Start of Dataset entries

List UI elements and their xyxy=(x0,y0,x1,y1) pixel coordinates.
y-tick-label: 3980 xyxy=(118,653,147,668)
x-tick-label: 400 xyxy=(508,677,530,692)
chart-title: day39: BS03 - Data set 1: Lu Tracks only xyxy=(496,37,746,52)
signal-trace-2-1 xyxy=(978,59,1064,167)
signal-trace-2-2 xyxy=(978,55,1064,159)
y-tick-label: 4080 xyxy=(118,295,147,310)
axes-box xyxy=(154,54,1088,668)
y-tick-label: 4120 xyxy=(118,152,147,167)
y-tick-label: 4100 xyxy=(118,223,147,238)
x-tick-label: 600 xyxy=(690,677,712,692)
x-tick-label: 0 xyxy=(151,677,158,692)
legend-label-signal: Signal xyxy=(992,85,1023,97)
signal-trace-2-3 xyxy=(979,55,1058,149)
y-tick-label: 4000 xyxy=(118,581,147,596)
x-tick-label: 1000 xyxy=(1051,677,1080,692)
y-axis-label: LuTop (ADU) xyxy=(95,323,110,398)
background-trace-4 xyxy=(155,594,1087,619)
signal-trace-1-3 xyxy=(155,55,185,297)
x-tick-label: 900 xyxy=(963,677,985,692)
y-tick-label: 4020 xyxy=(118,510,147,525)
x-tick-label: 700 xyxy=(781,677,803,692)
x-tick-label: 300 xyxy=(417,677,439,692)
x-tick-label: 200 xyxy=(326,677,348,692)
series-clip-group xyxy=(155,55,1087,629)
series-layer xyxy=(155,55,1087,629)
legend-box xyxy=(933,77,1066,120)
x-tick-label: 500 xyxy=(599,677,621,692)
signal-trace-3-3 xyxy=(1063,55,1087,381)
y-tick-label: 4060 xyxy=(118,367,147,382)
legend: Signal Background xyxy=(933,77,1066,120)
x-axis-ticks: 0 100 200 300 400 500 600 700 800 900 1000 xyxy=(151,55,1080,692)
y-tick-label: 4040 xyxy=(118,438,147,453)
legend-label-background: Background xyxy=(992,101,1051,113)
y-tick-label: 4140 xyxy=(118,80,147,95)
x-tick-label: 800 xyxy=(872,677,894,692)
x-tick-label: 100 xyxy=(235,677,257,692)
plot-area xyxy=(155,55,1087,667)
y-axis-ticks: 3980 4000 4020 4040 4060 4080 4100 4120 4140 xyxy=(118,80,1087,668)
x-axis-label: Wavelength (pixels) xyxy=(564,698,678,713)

End of Dataset entries

Turn the records, from the very first line through the line containing "x-tick-label: 600 xyxy=(690,677,712,692)", into a numbered list, leaving out any blank lines.

§ **Result of the task**:
1. List UI elements and their xyxy=(x0,y0,x1,y1) pixel coordinates.
2. y-tick-label: 3980 xyxy=(118,653,147,668)
3. x-tick-label: 400 xyxy=(508,677,530,692)
4. chart-title: day39: BS03 - Data set 1: Lu Tracks only xyxy=(496,37,746,52)
5. signal-trace-2-1 xyxy=(978,59,1064,167)
6. signal-trace-2-2 xyxy=(978,55,1064,159)
7. y-tick-label: 4080 xyxy=(118,295,147,310)
8. axes-box xyxy=(154,54,1088,668)
9. y-tick-label: 4120 xyxy=(118,152,147,167)
10. y-tick-label: 4100 xyxy=(118,223,147,238)
11. x-tick-label: 600 xyxy=(690,677,712,692)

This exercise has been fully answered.